------ Extracted data ------

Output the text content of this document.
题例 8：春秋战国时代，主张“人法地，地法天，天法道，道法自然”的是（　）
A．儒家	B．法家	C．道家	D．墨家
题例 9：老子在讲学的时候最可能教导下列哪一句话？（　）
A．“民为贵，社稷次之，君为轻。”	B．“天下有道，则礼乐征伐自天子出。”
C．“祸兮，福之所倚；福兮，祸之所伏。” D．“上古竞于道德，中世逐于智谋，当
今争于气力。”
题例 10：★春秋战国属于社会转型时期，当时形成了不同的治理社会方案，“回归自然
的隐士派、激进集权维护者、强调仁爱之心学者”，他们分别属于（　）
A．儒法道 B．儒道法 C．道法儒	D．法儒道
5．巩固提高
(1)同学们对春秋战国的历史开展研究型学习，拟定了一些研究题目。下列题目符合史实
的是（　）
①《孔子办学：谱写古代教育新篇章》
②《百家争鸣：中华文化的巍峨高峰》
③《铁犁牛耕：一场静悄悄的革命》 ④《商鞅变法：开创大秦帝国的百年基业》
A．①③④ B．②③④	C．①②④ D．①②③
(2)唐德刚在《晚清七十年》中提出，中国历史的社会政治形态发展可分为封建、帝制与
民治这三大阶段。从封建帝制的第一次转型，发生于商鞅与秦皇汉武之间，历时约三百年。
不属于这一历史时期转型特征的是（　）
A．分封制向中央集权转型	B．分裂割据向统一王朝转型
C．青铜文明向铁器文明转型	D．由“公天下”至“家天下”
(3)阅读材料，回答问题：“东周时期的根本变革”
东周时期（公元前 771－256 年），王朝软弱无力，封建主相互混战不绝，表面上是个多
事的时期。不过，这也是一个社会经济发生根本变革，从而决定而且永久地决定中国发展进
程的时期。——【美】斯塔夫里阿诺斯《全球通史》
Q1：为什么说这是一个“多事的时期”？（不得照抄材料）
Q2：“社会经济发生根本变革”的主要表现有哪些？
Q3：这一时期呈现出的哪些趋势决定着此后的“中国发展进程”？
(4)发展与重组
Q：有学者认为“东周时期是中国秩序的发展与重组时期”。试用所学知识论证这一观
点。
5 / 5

------

> _Problem to solve_:
Exactly as shown, repeat every record.

> _Solved problem_:
Output the text content of this document.
题例 8：春秋战国时代，主张“人法地，地法天，天法道，道法自然”的是（　）
A．儒家	B．法家	C．道家	D．墨家
题例 9：老子在讲学的时候最可能教导下列哪一句话？（　）
A．“民为贵，社稷次之，君为轻。”	B．“天下有道，则礼乐征伐自天子出。”
C．“祸兮，福之所倚；福兮，祸之所伏。” D．“上古竞于道德，中世逐于智谋，当
今争于气力。”
题例 10：★春秋战国属于社会转型时期，当时形成了不同的治理社会方案，“回归自然
的隐士派、激进集权维护者、强调仁爱之心学者”，他们分别属于（　）
A．儒法道 B．儒道法 C．道法儒	D．法儒道
5．巩固提高
(1)同学们对春秋战国的历史开展研究型学习，拟定了一些研究题目。下列题目符合史实
的是（　）
①《孔子办学：谱写古代教育新篇章》
②《百家争鸣：中华文化的巍峨高峰》
③《铁犁牛耕：一场静悄悄的革命》 ④《商鞅变法：开创大秦帝国的百年基业》
A．①③④ B．②③④	C．①②④ D．①②③
(2)唐德刚在《晚清七十年》中提出，中国历史的社会政治形态发展可分为封建、帝制与
民治这三大阶段。从封建帝制的第一次转型，发生于商鞅与秦皇汉武之间，历时约三百年。
不属于这一历史时期转型特征的是（　）
A．分封制向中央集权转型	B．分裂割据向统一王朝转型
C．青铜文明向铁器文明转型	D．由“公天下”至“家天下”
(3)阅读材料，回答问题：“东周时期的根本变革”
东周时期（公元前 771－256 年），王朝软弱无力，封建主相互混战不绝，表面上是个多
事的时期。不过，这也是一个社会经济发生根本变革，从而决定而且永久地决定中国发展进
程的时期。——【美】斯塔夫里阿诺斯《全球通史》
Q1：为什么说这是一个“多事的时期”？（不得照抄材料）
Q2：“社会经济发生根本变革”的主要表现有哪些？
Q3：这一时期呈现出的哪些趋势决定着此后的“中国发展进程”？
(4)发展与重组
Q：有学者认为“东周时期是中国秩序的发展与重组时期”。试用所学知识论证这一观
点。
5 / 5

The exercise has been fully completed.